● **SOURCE DATA**:
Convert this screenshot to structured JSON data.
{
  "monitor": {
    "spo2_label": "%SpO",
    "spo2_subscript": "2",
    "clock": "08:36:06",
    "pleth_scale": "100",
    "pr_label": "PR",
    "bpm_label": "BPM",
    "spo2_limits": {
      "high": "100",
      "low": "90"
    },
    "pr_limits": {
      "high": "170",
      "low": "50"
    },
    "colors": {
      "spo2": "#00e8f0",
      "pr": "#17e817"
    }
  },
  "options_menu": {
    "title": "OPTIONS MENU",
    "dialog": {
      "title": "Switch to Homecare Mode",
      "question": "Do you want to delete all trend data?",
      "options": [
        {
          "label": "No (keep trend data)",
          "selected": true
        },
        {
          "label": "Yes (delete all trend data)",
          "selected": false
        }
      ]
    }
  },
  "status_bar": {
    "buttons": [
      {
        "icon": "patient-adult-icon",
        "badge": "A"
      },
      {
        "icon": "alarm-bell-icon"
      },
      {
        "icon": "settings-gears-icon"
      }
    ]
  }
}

● **WHAT THIS TASK INVOLVES**: Recopy the entries above in their entirety, exactly.

● **REPLY TO THE TASK**:
Convert this screenshot to structured JSON data.
{
  "monitor": {
    "spo2_label": "%SpO",
    "spo2_subscript": "2",
    "clock": "08:36:06",
    "pleth_scale": "100",
    "pr_label": "PR",
    "bpm_label": "BPM",
    "spo2_limits": {
      "high": "100",
      "low": "90"
    },
    "pr_limits": {
      "high": "170",
      "low": "50"
    },
    "colors": {
      "spo2": "#00e8f0",
      "pr": "#17e817"
    }
  },
  "options_menu": {
    "title": "OPTIONS MENU",
    "dialog": {
      "title": "Switch to Homecare Mode",
      "question": "Do you want to delete all trend data?",
      "options": [
        {
          "label": "No (keep trend data)",
          "selected": true
        },
        {
          "label": "Yes (delete all trend data)",
          "selected": false
        }
      ]
    }
  },
  "status_bar": {
    "buttons": [
      {
        "icon": "patient-adult-icon",
        "badge": "A"
      },
      {
        "icon": "alarm-bell-icon"
      },
      {
        "icon": "settings-gears-icon"
      }
    ]
  }
}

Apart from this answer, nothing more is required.